**Instruction:**
An exact reproduction of the records is required, with all images left out.
+ + +
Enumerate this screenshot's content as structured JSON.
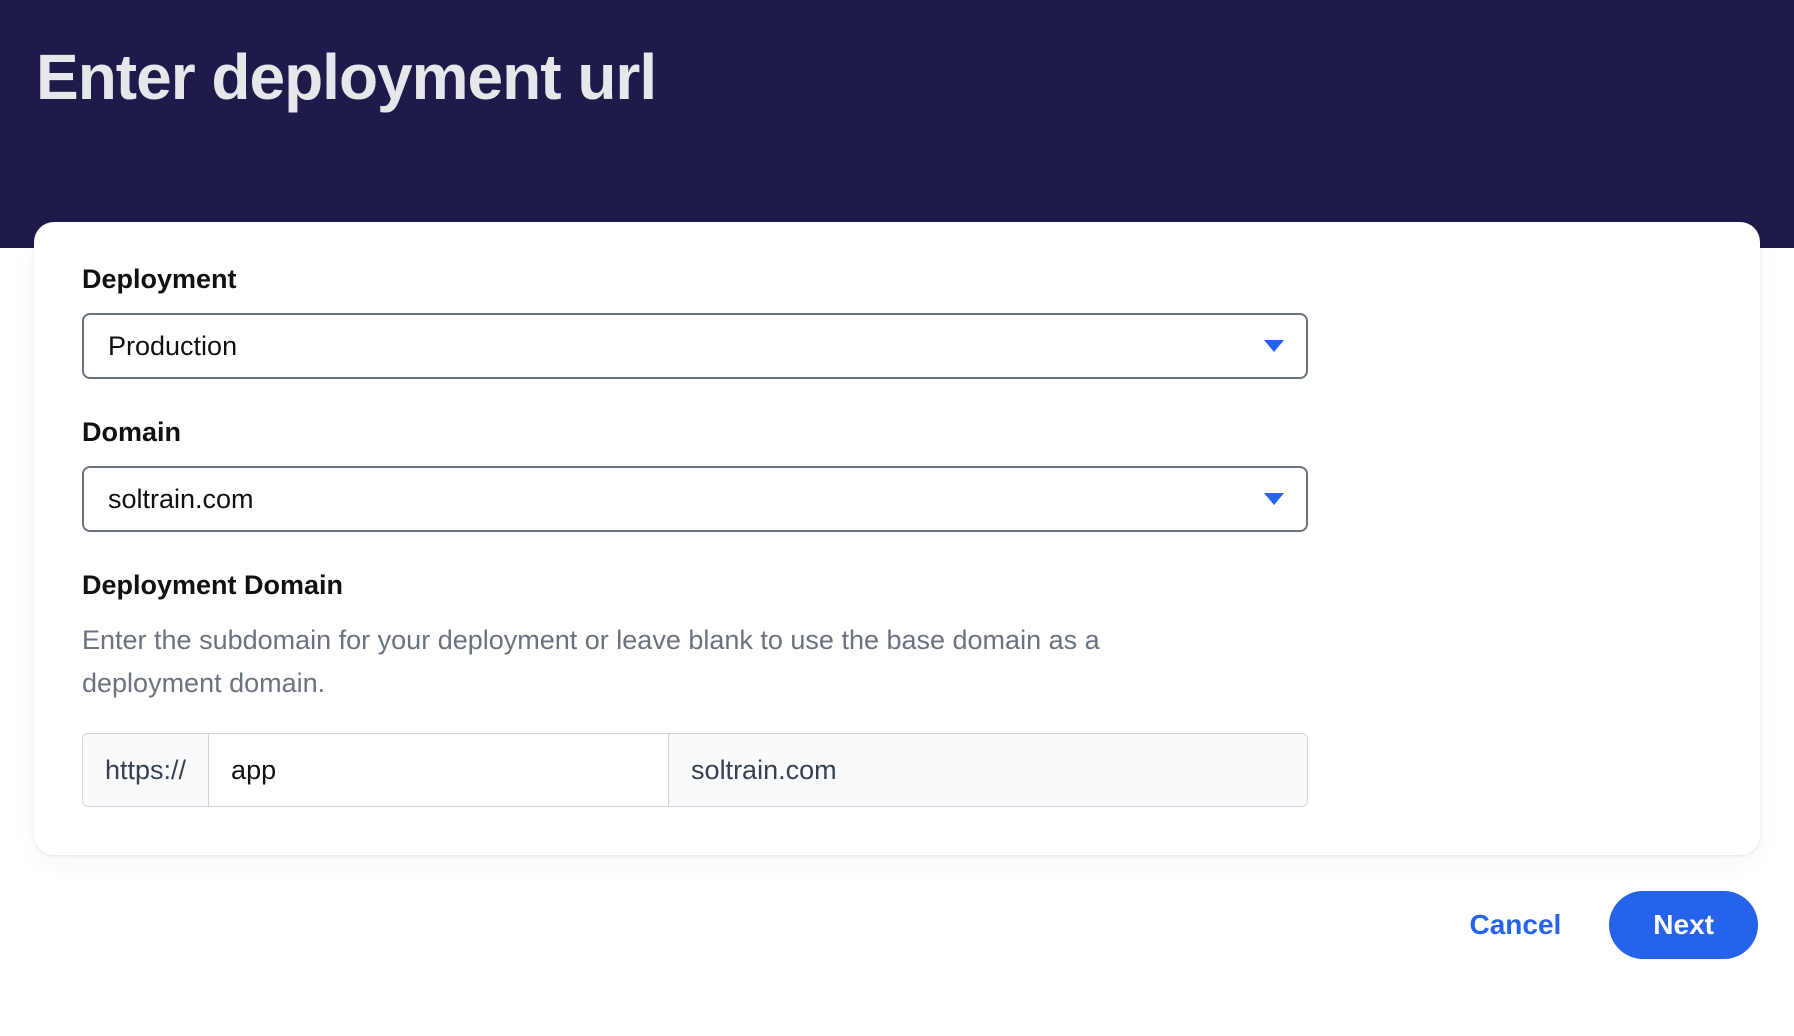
{
  "header": {
    "title": "Enter deployment url"
  },
  "form": {
    "deployment": {
      "label": "Deployment",
      "selected": "Production"
    },
    "domain": {
      "label": "Domain",
      "selected": "soltrain.com"
    },
    "deployment_domain": {
      "label": "Deployment Domain",
      "help_text": "Enter the subdomain for your deployment or leave blank to use the base domain as a deployment domain.",
      "prefix": "https://",
      "value": "app",
      "suffix": "soltrain.com"
    }
  },
  "footer": {
    "cancel_label": "Cancel",
    "next_label": "Next"
  }
}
+ + +
**Complete answer:**
Enumerate this screenshot's content as structured JSON.
{
  "header": {
    "title": "Enter deployment url"
  },
  "form": {
    "deployment": {
      "label": "Deployment",
      "selected": "Production"
    },
    "domain": {
      "label": "Domain",
      "selected": "soltrain.com"
    },
    "deployment_domain": {
      "label": "Deployment Domain",
      "help_text": "Enter the subdomain for your deployment or leave blank to use the base domain as a deployment domain.",
      "prefix": "https://",
      "value": "app",
      "suffix": "soltrain.com"
    }
  },
  "footer": {
    "cancel_label": "Cancel",
    "next_label": "Next"
  }
}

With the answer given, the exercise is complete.